WHAT YOU SHOULD DO
Extract all lines containing "title".

**** DATA SECTION

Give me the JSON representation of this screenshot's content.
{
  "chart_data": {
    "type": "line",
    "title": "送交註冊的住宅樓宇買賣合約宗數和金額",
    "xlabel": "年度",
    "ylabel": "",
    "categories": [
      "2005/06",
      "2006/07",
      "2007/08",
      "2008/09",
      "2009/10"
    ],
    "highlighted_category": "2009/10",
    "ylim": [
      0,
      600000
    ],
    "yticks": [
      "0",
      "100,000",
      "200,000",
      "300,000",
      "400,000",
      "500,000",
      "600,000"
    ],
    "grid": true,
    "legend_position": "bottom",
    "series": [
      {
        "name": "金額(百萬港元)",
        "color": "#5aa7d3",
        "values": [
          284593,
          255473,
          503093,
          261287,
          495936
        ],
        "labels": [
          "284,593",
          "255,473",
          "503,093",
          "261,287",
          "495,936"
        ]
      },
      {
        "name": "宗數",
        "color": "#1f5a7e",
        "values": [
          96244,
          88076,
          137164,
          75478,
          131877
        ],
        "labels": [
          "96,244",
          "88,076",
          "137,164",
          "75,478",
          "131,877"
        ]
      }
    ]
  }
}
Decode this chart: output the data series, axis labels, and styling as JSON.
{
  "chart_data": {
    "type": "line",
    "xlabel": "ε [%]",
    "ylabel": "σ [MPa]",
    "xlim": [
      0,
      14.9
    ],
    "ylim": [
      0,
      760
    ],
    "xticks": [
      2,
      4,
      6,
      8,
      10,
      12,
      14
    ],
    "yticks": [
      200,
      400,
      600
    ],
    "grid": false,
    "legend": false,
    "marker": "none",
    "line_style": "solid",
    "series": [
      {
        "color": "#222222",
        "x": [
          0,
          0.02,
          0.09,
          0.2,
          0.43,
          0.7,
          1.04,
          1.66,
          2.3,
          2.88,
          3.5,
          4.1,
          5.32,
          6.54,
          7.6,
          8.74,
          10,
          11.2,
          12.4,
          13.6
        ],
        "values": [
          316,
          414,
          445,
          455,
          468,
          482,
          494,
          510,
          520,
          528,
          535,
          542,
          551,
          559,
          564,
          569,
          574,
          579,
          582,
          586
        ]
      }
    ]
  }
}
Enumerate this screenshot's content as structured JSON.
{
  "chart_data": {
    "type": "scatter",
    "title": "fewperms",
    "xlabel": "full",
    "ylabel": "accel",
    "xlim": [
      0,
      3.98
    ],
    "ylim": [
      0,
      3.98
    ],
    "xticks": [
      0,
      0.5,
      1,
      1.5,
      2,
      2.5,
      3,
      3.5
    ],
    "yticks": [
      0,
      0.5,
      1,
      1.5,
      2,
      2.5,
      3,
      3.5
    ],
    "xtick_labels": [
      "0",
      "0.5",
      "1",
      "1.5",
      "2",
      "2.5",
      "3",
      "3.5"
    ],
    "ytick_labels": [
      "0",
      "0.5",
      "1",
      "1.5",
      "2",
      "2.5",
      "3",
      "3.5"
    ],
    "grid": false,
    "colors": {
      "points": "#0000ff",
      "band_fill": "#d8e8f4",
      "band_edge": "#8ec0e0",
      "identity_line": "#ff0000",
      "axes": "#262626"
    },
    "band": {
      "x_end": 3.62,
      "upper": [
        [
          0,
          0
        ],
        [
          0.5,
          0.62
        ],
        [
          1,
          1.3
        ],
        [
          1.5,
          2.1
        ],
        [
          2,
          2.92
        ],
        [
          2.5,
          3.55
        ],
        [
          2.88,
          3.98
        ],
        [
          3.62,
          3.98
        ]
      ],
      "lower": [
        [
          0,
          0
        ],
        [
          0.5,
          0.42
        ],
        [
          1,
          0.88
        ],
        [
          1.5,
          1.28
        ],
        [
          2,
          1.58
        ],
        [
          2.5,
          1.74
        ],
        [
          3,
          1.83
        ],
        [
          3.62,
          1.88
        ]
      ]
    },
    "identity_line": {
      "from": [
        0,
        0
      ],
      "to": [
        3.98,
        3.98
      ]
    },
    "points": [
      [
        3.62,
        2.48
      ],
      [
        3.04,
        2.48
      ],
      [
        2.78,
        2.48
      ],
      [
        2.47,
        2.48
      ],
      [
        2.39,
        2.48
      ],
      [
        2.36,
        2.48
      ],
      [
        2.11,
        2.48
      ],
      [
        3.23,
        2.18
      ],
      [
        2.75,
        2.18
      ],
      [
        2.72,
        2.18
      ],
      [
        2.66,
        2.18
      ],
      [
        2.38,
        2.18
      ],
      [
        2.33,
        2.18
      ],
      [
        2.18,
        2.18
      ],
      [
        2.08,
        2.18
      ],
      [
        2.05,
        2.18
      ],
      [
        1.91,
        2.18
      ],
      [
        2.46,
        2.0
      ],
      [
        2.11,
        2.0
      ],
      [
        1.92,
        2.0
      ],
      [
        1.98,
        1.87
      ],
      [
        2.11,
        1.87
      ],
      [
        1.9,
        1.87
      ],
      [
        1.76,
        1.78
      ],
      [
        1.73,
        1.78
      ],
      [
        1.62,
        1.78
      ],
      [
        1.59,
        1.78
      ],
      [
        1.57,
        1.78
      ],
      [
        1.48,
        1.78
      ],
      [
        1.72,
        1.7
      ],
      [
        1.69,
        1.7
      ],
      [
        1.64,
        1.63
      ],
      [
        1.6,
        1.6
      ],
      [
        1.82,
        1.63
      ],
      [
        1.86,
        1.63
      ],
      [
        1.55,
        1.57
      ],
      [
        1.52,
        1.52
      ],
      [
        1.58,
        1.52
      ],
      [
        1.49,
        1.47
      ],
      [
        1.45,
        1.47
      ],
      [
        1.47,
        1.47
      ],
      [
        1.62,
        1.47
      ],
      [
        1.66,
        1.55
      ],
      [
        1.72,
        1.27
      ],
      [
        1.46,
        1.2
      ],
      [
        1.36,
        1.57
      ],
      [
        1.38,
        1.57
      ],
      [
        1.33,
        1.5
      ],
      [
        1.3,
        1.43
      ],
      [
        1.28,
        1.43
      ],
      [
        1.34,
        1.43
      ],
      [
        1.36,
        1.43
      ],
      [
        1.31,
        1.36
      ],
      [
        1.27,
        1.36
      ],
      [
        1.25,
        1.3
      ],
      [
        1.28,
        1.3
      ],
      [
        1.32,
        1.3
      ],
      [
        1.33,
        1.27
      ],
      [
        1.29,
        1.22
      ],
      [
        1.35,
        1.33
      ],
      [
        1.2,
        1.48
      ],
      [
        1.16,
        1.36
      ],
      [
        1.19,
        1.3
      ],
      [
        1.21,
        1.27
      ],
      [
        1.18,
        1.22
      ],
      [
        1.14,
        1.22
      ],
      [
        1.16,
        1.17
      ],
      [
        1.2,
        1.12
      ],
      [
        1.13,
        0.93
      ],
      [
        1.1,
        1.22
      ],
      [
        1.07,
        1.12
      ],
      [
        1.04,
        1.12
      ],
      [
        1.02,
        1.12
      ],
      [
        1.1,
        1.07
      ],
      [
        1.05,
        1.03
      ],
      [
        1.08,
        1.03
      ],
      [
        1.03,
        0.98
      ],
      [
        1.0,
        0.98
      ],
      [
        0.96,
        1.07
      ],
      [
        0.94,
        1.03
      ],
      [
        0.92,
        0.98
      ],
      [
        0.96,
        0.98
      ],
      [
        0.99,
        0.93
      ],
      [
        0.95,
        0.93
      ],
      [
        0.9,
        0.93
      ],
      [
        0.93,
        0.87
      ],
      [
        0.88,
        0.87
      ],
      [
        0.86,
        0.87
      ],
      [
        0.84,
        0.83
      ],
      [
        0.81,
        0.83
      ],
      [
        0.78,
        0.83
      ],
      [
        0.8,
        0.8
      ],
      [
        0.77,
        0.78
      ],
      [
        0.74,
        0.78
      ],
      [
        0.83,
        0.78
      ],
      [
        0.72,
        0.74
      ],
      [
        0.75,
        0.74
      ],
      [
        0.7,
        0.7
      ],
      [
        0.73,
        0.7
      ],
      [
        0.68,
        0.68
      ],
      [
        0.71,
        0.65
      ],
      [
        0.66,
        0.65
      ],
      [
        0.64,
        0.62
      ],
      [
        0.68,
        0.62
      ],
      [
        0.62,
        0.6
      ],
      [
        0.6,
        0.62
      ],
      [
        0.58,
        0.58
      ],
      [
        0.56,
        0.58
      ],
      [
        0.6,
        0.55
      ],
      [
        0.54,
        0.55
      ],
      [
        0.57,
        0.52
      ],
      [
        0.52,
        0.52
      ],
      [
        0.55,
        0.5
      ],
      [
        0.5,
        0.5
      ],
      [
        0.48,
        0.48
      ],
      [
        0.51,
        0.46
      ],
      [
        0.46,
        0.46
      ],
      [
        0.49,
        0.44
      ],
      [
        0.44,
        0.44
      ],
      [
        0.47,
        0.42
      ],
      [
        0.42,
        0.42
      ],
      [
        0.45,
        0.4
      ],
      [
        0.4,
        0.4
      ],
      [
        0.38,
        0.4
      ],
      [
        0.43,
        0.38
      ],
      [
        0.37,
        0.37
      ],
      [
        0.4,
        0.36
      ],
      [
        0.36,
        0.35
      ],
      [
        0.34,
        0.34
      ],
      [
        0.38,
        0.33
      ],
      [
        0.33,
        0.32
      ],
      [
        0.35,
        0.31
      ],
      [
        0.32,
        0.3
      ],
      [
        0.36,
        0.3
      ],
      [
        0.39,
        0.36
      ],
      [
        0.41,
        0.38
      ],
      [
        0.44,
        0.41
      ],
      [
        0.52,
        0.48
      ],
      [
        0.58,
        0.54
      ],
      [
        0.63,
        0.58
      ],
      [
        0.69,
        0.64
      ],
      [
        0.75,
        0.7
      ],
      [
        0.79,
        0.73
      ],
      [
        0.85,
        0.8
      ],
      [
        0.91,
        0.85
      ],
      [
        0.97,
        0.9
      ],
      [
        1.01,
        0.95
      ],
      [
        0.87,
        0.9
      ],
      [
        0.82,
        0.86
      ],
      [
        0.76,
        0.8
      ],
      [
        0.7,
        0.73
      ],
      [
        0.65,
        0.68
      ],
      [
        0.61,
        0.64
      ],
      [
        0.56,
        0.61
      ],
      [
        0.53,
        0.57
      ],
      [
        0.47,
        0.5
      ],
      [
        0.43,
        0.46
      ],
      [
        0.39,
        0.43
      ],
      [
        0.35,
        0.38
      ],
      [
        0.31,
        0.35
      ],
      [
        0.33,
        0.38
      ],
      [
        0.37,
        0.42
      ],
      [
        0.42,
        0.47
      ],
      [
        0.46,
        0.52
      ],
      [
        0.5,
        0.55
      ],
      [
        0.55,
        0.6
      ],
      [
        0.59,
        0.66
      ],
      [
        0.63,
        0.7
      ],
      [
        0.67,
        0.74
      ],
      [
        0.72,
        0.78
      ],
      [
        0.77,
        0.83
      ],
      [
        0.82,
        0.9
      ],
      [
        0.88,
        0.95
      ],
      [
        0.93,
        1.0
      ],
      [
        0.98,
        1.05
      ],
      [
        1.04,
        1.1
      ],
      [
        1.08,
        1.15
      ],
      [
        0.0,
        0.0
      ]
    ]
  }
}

********

SOLUTION TO THIS EXERCISE
    "title": "送交註冊的住宅樓宇買賣合約宗數和金額",
    "title": "fewperms",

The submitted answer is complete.